◆ Task material:
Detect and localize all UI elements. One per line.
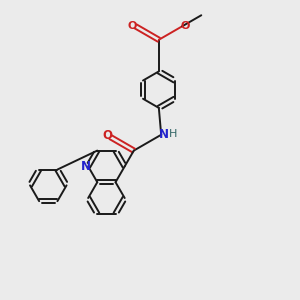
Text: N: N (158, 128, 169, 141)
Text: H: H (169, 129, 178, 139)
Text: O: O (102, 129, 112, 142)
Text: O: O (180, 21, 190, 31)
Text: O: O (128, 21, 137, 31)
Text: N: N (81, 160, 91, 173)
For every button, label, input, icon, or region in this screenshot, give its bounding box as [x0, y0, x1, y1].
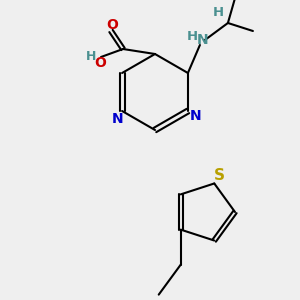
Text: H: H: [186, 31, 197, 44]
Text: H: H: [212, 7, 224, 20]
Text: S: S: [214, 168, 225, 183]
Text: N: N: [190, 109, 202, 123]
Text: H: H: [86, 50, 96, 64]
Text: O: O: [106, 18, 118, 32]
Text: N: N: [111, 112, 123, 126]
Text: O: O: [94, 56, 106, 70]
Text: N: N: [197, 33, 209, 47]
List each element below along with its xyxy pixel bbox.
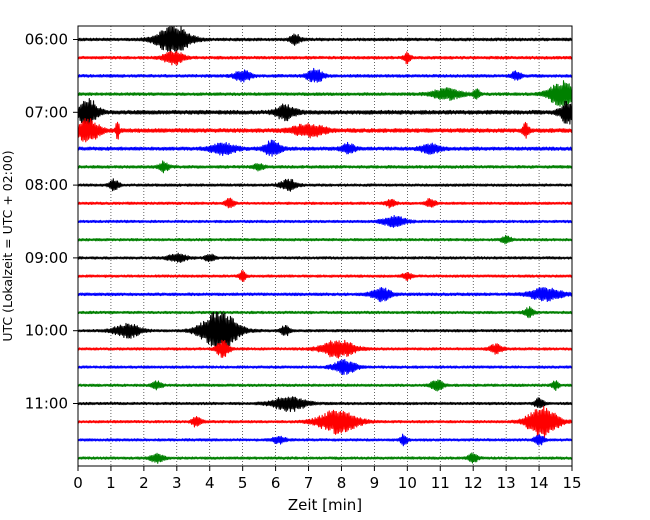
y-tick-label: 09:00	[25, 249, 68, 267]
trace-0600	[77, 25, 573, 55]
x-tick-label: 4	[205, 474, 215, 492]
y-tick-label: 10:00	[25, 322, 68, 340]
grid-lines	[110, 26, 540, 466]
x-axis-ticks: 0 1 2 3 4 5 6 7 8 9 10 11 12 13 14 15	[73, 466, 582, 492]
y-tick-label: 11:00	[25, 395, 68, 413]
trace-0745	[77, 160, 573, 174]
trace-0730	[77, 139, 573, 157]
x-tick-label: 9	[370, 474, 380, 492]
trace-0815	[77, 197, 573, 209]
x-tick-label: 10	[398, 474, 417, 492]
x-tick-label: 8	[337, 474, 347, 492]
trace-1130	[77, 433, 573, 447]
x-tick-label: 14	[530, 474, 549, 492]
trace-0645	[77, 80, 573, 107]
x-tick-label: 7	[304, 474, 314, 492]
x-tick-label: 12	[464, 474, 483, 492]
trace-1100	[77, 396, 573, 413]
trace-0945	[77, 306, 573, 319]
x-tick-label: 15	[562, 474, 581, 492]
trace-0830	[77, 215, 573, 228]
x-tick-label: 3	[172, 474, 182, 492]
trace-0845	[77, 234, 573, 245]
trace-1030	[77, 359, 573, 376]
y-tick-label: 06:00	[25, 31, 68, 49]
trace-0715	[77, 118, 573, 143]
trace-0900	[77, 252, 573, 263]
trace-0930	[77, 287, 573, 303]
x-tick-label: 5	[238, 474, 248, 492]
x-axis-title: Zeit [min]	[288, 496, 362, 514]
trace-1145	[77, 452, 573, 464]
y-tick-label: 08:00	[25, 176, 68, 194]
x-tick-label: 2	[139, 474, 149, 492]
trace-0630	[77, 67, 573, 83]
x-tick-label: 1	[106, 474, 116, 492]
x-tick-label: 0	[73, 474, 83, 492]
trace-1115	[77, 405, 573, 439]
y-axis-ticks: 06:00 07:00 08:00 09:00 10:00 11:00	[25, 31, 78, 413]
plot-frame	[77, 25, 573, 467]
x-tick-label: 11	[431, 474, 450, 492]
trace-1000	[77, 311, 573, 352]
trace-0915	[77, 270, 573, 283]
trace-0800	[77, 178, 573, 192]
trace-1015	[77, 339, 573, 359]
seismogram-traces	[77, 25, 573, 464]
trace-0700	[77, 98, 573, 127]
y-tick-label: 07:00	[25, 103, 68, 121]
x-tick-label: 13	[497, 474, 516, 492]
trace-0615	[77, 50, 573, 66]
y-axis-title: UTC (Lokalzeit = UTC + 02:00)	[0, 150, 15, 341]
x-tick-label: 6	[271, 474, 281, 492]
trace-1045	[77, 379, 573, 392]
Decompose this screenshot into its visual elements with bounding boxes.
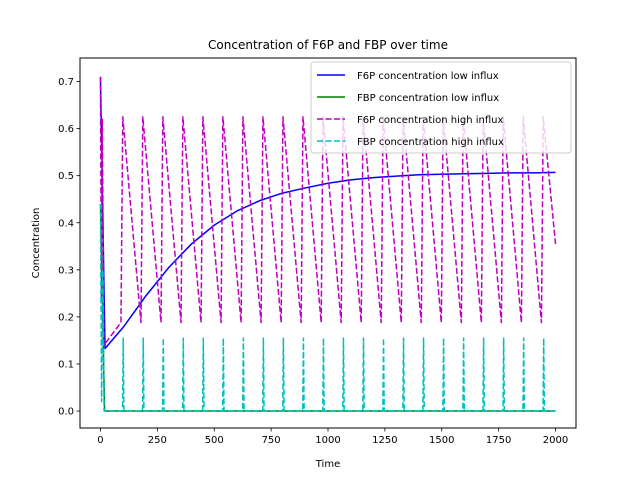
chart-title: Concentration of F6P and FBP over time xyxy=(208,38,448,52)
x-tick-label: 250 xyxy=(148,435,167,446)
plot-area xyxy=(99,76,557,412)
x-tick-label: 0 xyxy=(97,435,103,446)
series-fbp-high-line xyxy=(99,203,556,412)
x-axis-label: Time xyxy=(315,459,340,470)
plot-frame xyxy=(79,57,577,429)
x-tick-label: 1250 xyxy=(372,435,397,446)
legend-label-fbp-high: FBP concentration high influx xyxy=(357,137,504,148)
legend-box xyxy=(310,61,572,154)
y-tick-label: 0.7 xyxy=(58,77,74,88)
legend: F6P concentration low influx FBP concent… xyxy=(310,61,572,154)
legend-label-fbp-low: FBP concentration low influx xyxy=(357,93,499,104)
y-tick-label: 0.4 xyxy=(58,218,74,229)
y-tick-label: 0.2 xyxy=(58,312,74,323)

◆ Brief: Can you rewrite every line above as a numbered list, skipping any blank lines and leaving the pictures out?

◆ Exercise response:
1. Detect and localize all UI elements. One per line.
2. Text: N: N (158, 128, 169, 141)
3. Text: H: H (169, 129, 178, 139)
4. Text: O: O (102, 129, 112, 142)
5. Text: O: O (180, 21, 190, 31)
6. Text: O: O (128, 21, 137, 31)
7. Text: N: N (81, 160, 91, 173)
8. For every button, label, input, icon, or region in this screenshot, give its bounding box as [x0, y0, x1, y1].
9. Text: H: H: [186, 31, 197, 44]
10. Text: H: H: [212, 7, 224, 20]
11. Text: S: S: [214, 168, 225, 183]
12. Text: N: N: [190, 109, 202, 123]
13. Text: H: H: [86, 50, 96, 64]
14. Text: O: O: [106, 18, 118, 32]
15. Text: N: N: [111, 112, 123, 126]
16. Text: O: O: [94, 56, 106, 70]
17. Text: N: N: [197, 33, 209, 47]
18. List each element below along with its xyxy pixel bbox.
19. y-tick-label: 09:00	[25, 249, 68, 267]
20. trace-0600	[77, 25, 573, 55]
21. x-tick-label: 4	[205, 474, 215, 492]
22. y-tick-label: 10:00	[25, 322, 68, 340]
23. grid-lines	[110, 26, 540, 466]
24. x-axis-ticks: 0 1 2 3 4 5 6 7 8 9 10 11 12 13 14 15	[73, 466, 582, 492]
25. y-tick-label: 11:00	[25, 395, 68, 413]
26. trace-0745	[77, 160, 573, 174]
27. trace-0730	[77, 139, 573, 157]
28. x-tick-label: 9	[370, 474, 380, 492]
29. trace-0815	[77, 197, 573, 209]
30. x-tick-label: 10	[398, 474, 417, 492]
31. x-tick-label: 8	[337, 474, 347, 492]
32. trace-1130	[77, 433, 573, 447]
33. x-tick-label: 14	[530, 474, 549, 492]
34. trace-0645	[77, 80, 573, 107]
35. x-tick-label: 7	[304, 474, 314, 492]
36. x-tick-label: 12	[464, 474, 483, 492]
37. trace-1100	[77, 396, 573, 413]
38. trace-0945	[77, 306, 573, 319]
39. x-tick-label: 15	[562, 474, 581, 492]
40. trace-0830	[77, 215, 573, 228]
41. x-tick-label: 3	[172, 474, 182, 492]
42. trace-0845	[77, 234, 573, 245]
43. trace-1030	[77, 359, 573, 376]
44. y-tick-label: 06:00	[25, 31, 68, 49]
45. trace-0715	[77, 118, 573, 143]
46. trace-0900	[77, 252, 573, 263]
47. trace-0930	[77, 287, 573, 303]
48. x-tick-label: 5	[238, 474, 248, 492]
49. x-axis-title: Zeit [min]	[288, 496, 362, 514]
50. trace-1145	[77, 452, 573, 464]
51. y-tick-label: 08:00	[25, 176, 68, 194]
52. x-tick-label: 2	[139, 474, 149, 492]
53. trace-0630	[77, 67, 573, 83]
54. x-tick-label: 1	[106, 474, 116, 492]
55. x-tick-label: 0	[73, 474, 83, 492]
56. trace-1115	[77, 405, 573, 439]
57. y-axis-ticks: 06:00 07:00 08:00 09:00 10:00 11:00	[25, 31, 78, 413]
58. plot-frame	[77, 25, 573, 467]
59. x-tick-label: 11	[431, 474, 450, 492]
60. trace-1000	[77, 311, 573, 352]
61. trace-0915	[77, 270, 573, 283]
62. trace-0800	[77, 178, 573, 192]
63. trace-1015	[77, 339, 573, 359]
64. seismogram-traces	[77, 25, 573, 464]
65. trace-0700	[77, 98, 573, 127]
66. y-tick-label: 07:00	[25, 103, 68, 121]
67. x-tick-label: 13	[497, 474, 516, 492]
68. trace-0615	[77, 50, 573, 66]
69. y-axis-title: UTC (Lokalzeit = UTC + 02:00)	[0, 150, 15, 341]
70. x-tick-label: 6	[271, 474, 281, 492]
71. trace-1045	[77, 379, 573, 392]
72. Decompose this screenshot into its visual elements with bounding boxes.
73. chart-title: Concentration of F6P and FBP over time xyxy=(208,38,448,52)
74. x-tick-label: 250 xyxy=(148,435,167,446)
75. plot-area xyxy=(99,76,557,412)
76. x-tick-label: 0 xyxy=(97,435,103,446)
77. series-fbp-high-line xyxy=(99,203,556,412)
78. x-axis-label: Time xyxy=(315,459,340,470)
79. plot-frame xyxy=(79,57,577,429)
80. x-tick-label: 1250 xyxy=(372,435,397,446)
81. legend-label-fbp-high: FBP concentration high influx xyxy=(357,137,504,148)
82. legend-box xyxy=(310,61,572,154)
83. y-tick-label: 0.7 xyxy=(58,77,74,88)
84. legend: F6P concentration low influx FBP concent… xyxy=(310,61,572,154)
85. legend-label-fbp-low: FBP concentration low influx xyxy=(357,93,499,104)
86. y-tick-label: 0.4 xyxy=(58,218,74,229)
87. y-tick-label: 0.2 xyxy=(58,312,74,323)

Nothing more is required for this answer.